• THE PROBLEM
Repeat all of the material exactly as given.

(Stored data entries)
— start —

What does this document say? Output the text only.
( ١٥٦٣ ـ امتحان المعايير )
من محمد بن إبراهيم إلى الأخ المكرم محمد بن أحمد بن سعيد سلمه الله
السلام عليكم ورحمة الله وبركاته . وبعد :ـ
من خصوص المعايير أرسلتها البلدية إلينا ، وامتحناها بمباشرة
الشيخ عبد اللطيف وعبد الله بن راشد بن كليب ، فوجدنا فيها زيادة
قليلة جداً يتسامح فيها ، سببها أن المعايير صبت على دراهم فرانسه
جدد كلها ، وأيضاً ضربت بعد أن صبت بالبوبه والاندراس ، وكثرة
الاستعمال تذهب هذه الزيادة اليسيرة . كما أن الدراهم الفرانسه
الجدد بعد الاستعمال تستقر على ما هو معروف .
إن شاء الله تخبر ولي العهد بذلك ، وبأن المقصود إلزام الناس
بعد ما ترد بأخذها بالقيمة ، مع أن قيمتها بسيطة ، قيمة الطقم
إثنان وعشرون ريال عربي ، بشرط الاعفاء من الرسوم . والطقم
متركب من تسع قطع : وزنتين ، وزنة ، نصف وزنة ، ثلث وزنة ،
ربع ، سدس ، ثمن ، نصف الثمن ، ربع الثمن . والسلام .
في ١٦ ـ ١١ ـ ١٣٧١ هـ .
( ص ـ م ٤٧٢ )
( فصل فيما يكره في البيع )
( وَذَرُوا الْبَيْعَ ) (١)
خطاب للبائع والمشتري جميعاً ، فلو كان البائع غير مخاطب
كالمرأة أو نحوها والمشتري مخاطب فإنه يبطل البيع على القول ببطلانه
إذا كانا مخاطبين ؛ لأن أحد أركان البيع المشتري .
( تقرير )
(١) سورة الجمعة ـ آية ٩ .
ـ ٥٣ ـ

— end —

• IN RESPONSE
What does this document say? Output the text only.
( ١٥٦٣ ـ امتحان المعايير )
من محمد بن إبراهيم إلى الأخ المكرم محمد بن أحمد بن سعيد سلمه الله
السلام عليكم ورحمة الله وبركاته . وبعد :ـ
من خصوص المعايير أرسلتها البلدية إلينا ، وامتحناها بمباشرة
الشيخ عبد اللطيف وعبد الله بن راشد بن كليب ، فوجدنا فيها زيادة
قليلة جداً يتسامح فيها ، سببها أن المعايير صبت على دراهم فرانسه
جدد كلها ، وأيضاً ضربت بعد أن صبت بالبوبه والاندراس ، وكثرة
الاستعمال تذهب هذه الزيادة اليسيرة . كما أن الدراهم الفرانسه
الجدد بعد الاستعمال تستقر على ما هو معروف .
إن شاء الله تخبر ولي العهد بذلك ، وبأن المقصود إلزام الناس
بعد ما ترد بأخذها بالقيمة ، مع أن قيمتها بسيطة ، قيمة الطقم
إثنان وعشرون ريال عربي ، بشرط الاعفاء من الرسوم . والطقم
متركب من تسع قطع : وزنتين ، وزنة ، نصف وزنة ، ثلث وزنة ،
ربع ، سدس ، ثمن ، نصف الثمن ، ربع الثمن . والسلام .
في ١٦ ـ ١١ ـ ١٣٧١ هـ .
( ص ـ م ٤٧٢ )
( فصل فيما يكره في البيع )
( وَذَرُوا الْبَيْعَ ) (١)
خطاب للبائع والمشتري جميعاً ، فلو كان البائع غير مخاطب
كالمرأة أو نحوها والمشتري مخاطب فإنه يبطل البيع على القول ببطلانه
إذا كانا مخاطبين ؛ لأن أحد أركان البيع المشتري .
( تقرير )
(١) سورة الجمعة ـ آية ٩ .
ـ ٥٣ ـ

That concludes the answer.